▶ STATED GOAL: Across the material below, how many lines contain the word "marker"? Give only the number.

%%

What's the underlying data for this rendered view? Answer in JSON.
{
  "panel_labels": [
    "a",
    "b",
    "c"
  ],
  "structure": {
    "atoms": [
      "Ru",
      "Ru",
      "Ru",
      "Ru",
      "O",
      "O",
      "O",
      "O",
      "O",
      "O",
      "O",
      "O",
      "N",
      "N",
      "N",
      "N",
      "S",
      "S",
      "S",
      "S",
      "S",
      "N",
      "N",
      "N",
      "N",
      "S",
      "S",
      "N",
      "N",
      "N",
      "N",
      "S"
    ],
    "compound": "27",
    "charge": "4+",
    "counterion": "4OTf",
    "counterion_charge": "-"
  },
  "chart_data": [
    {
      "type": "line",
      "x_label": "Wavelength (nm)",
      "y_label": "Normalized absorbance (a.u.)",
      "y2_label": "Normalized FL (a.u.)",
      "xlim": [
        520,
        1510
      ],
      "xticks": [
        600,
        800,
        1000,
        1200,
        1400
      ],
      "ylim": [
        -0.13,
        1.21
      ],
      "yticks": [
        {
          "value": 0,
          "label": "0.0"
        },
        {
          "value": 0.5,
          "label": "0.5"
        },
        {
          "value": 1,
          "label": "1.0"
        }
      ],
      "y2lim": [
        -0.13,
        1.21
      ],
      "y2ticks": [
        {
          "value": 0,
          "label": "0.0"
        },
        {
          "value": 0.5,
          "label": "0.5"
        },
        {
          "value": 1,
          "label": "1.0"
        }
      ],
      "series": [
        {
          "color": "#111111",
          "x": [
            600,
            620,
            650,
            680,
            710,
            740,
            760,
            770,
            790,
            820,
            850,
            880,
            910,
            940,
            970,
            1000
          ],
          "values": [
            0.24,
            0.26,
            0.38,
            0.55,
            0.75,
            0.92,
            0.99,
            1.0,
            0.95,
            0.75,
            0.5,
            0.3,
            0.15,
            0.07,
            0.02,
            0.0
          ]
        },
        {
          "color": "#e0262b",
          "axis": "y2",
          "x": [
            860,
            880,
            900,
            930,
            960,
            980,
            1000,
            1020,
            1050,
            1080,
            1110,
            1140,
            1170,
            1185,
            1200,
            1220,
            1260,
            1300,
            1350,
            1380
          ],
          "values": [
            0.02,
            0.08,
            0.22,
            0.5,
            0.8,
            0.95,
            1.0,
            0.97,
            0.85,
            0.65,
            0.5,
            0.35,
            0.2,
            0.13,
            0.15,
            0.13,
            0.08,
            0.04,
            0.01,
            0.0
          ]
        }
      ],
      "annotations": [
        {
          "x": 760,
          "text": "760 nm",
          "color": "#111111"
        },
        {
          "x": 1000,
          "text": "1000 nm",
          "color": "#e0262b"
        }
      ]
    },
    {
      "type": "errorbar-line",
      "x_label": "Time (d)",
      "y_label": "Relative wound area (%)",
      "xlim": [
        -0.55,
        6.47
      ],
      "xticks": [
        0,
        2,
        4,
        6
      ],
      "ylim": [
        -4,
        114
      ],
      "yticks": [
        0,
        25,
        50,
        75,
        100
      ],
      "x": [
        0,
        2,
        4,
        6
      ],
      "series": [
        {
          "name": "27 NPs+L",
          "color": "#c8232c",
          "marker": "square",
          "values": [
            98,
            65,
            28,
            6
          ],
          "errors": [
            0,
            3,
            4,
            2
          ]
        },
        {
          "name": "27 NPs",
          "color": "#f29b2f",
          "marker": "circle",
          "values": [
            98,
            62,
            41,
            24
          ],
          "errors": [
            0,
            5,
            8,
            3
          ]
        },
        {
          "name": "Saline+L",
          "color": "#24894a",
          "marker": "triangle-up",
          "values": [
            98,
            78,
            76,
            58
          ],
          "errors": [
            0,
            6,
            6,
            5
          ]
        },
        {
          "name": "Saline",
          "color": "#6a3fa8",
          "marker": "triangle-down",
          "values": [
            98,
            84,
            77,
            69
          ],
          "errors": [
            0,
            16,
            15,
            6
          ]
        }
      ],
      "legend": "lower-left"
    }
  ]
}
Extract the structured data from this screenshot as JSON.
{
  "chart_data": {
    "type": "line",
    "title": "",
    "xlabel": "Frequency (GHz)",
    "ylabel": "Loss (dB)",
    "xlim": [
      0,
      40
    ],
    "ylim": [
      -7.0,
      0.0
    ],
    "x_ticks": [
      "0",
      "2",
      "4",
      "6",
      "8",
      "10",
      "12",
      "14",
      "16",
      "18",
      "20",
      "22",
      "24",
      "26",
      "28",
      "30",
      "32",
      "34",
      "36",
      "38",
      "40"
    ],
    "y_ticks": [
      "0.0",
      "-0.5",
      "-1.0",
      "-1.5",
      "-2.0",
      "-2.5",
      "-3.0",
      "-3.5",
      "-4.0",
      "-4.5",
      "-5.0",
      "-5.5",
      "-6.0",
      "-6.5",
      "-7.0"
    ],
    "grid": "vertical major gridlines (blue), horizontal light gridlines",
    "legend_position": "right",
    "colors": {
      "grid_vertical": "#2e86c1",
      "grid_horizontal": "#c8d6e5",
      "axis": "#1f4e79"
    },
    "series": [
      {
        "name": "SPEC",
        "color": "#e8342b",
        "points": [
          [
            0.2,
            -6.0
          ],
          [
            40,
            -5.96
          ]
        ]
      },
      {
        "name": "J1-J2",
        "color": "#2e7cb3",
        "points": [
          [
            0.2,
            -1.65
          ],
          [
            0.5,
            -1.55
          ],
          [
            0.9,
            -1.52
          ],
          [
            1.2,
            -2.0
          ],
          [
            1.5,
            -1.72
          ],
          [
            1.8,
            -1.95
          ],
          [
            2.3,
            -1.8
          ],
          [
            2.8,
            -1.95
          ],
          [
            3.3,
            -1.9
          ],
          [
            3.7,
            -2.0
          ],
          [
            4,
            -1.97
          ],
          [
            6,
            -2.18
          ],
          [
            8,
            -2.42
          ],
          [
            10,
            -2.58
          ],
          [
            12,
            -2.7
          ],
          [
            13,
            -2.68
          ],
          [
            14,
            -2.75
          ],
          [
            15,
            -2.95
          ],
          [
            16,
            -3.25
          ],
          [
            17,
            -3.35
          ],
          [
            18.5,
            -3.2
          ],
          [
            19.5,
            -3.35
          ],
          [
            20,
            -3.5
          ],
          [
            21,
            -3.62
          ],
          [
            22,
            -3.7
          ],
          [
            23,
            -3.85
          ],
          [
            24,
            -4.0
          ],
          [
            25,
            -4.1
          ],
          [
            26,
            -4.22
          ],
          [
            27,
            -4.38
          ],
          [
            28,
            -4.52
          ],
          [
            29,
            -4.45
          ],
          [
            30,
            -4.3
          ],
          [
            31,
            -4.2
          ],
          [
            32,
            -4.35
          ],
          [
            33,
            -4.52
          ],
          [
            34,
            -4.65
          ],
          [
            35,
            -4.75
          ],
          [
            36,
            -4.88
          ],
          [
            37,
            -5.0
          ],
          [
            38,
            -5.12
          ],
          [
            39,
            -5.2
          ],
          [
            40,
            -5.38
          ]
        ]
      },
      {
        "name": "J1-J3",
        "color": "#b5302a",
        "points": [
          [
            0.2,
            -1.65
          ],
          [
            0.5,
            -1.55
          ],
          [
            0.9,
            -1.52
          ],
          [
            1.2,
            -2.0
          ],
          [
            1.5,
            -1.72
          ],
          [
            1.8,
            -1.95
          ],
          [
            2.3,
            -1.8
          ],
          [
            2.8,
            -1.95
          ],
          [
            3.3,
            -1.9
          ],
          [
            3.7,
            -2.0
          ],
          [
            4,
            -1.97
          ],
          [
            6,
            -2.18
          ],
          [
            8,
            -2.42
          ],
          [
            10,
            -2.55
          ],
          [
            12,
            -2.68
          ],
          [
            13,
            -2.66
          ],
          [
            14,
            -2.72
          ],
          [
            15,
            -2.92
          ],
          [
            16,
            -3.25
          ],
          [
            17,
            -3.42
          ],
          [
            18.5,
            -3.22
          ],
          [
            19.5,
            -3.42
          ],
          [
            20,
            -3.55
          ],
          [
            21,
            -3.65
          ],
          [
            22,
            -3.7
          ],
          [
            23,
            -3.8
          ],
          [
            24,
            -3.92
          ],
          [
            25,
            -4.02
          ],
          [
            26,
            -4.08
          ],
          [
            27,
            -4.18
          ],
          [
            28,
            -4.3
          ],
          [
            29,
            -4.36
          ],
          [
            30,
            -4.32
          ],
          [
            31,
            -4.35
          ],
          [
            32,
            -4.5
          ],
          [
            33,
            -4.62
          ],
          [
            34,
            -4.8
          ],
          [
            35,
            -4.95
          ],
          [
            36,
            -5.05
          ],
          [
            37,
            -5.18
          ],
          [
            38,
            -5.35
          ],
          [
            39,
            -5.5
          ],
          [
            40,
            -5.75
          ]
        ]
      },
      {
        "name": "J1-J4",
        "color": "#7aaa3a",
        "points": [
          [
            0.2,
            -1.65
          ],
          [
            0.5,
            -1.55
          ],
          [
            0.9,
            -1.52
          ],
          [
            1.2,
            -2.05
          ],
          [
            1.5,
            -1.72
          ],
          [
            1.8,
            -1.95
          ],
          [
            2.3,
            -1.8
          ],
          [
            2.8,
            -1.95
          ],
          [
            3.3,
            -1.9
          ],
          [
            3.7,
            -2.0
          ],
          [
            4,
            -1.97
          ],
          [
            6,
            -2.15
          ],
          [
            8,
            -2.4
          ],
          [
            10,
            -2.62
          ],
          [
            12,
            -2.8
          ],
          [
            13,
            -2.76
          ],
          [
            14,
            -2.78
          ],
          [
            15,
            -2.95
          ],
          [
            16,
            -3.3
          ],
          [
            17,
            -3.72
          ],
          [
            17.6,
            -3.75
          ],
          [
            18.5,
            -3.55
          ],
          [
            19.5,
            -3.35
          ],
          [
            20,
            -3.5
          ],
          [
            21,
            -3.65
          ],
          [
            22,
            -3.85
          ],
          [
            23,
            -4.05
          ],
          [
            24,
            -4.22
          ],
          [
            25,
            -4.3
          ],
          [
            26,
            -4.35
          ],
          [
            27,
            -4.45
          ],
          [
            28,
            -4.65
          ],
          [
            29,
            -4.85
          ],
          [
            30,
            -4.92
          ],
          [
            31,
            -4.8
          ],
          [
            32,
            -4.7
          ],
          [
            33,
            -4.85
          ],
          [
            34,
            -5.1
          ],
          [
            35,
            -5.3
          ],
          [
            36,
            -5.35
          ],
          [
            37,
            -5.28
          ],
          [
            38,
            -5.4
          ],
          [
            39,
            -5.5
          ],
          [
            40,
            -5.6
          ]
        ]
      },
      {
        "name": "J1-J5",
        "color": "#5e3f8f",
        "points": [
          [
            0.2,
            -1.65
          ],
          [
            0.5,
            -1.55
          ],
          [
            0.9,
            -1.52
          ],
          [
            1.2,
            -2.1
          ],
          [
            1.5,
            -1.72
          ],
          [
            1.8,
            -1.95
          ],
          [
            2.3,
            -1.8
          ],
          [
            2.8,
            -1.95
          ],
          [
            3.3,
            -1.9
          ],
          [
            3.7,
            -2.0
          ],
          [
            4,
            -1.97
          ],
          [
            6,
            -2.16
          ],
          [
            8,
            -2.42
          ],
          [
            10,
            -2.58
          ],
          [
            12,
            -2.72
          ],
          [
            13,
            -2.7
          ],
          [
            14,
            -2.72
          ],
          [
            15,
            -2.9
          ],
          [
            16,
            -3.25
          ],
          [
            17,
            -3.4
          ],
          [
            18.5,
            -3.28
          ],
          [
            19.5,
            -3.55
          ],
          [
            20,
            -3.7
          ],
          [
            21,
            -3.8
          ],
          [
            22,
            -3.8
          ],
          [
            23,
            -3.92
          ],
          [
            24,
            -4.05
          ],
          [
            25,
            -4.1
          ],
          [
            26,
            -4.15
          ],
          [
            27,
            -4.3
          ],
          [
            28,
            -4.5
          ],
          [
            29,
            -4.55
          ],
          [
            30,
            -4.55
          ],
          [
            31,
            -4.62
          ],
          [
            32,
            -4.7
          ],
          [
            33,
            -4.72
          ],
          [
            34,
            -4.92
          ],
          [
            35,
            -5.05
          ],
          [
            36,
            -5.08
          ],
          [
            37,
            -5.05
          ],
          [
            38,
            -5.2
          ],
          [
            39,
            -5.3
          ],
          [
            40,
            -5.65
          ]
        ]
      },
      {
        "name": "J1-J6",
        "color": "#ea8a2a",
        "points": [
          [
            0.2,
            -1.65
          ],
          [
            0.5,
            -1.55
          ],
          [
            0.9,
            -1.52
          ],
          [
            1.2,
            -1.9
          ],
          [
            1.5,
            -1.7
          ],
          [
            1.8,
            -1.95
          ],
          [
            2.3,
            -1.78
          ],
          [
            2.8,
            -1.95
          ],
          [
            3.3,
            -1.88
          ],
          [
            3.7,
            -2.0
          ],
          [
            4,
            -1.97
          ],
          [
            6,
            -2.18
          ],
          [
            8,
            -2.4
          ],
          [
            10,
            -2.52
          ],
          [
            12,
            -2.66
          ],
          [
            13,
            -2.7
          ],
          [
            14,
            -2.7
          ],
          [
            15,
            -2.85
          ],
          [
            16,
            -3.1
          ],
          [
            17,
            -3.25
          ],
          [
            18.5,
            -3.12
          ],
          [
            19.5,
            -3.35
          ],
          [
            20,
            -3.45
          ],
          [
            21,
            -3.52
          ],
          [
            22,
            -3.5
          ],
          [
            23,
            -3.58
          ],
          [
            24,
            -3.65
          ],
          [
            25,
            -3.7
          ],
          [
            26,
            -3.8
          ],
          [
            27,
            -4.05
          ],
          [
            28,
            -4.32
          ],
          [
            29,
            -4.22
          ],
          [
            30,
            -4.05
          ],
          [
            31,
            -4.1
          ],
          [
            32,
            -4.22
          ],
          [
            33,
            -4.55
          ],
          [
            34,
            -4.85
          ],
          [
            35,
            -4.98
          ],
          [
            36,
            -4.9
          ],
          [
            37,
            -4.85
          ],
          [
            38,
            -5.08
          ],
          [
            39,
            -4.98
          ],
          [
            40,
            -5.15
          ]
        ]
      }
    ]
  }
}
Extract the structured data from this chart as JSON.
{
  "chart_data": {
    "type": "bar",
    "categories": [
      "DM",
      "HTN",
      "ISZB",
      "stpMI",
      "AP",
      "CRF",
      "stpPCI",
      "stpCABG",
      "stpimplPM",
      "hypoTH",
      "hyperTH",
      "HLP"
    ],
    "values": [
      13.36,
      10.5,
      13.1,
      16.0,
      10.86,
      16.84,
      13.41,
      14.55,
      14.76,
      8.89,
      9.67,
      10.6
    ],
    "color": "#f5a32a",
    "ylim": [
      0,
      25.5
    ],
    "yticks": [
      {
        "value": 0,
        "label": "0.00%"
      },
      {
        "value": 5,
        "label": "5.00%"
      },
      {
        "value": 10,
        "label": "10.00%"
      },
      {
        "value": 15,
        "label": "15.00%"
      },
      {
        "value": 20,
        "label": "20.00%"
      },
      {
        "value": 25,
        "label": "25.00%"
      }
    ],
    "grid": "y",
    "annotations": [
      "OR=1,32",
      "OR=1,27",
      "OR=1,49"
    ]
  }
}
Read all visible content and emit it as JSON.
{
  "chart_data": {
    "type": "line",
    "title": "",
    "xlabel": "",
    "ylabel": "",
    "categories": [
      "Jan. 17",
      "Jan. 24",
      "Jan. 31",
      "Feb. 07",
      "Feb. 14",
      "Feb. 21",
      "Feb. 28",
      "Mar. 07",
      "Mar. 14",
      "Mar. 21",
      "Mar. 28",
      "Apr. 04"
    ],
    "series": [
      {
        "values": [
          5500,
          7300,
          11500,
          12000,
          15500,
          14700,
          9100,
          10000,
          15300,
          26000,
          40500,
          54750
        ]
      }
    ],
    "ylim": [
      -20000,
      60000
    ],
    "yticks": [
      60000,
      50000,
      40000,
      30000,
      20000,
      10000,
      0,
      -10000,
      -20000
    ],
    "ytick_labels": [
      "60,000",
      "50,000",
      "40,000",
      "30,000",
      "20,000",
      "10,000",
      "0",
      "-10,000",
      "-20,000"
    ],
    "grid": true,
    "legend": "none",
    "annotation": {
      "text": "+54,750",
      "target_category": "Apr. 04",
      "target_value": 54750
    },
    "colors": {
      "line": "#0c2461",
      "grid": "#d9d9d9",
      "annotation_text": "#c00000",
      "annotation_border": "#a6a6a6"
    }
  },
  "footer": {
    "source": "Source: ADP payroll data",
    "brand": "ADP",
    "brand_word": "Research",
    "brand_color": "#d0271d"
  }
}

%%

▶ FINAL RESULT: 4